(Records from a data collection)
*-*-*

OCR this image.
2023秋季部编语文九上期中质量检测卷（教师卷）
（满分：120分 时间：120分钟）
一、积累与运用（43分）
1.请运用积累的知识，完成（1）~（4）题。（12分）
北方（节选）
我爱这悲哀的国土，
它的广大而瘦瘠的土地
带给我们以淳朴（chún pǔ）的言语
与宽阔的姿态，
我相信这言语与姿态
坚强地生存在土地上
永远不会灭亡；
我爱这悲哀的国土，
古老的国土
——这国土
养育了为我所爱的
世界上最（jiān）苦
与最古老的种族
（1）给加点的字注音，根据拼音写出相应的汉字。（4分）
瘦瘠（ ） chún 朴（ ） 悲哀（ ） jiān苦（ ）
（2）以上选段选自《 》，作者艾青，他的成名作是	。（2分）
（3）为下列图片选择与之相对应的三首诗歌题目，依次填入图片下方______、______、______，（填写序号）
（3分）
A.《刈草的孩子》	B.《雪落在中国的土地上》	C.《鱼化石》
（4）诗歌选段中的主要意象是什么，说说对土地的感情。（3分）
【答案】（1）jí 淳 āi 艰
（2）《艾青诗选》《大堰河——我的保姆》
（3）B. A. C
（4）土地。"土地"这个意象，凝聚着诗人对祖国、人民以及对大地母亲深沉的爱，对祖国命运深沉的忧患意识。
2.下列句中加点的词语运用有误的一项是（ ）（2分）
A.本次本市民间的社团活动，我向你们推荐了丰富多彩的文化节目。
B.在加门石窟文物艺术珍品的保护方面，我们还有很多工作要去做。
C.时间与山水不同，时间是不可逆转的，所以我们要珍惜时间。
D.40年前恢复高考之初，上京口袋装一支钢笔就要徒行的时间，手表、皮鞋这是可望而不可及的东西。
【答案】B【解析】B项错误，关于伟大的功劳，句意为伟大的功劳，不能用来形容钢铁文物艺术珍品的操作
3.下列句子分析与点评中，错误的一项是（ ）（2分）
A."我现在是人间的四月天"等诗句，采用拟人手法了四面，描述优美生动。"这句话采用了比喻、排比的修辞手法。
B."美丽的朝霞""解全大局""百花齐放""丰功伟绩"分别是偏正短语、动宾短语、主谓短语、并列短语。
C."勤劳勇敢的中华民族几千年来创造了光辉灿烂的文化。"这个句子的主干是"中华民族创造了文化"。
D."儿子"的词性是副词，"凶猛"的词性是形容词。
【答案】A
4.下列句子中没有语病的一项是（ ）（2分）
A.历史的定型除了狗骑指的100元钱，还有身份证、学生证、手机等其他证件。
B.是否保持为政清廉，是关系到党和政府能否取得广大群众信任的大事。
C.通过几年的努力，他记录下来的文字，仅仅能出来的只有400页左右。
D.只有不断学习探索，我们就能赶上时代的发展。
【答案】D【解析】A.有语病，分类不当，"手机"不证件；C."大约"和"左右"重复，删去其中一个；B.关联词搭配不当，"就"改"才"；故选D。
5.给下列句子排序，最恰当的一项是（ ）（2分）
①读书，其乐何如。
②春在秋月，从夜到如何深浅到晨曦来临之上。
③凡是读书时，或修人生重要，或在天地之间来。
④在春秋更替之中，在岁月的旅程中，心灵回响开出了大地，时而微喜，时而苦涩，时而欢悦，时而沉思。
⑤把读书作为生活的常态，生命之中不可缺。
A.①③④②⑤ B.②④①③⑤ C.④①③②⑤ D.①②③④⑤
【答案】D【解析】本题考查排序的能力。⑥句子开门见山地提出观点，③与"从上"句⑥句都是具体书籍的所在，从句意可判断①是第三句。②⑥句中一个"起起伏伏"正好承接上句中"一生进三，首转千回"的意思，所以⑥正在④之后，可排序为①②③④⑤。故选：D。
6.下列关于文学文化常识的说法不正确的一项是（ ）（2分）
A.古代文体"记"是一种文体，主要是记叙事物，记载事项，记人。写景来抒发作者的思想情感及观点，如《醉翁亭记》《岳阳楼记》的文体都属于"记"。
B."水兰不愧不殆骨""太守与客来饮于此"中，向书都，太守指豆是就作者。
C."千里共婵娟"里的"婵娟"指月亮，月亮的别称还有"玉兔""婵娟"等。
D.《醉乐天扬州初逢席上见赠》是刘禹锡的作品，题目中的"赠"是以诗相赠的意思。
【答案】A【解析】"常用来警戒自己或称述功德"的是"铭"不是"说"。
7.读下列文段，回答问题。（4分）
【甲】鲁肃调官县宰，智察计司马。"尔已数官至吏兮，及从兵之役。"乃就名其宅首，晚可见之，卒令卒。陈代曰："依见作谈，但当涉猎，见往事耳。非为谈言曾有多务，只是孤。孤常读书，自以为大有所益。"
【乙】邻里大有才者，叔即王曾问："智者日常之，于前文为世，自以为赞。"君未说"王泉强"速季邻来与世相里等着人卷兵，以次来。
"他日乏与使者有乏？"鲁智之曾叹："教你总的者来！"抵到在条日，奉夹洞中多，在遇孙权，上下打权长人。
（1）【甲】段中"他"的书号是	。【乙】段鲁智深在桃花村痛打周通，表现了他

*-*-*

Given request: Compute how many lines include the string "chún", then give that number by itself.

Answer for this exercise: 2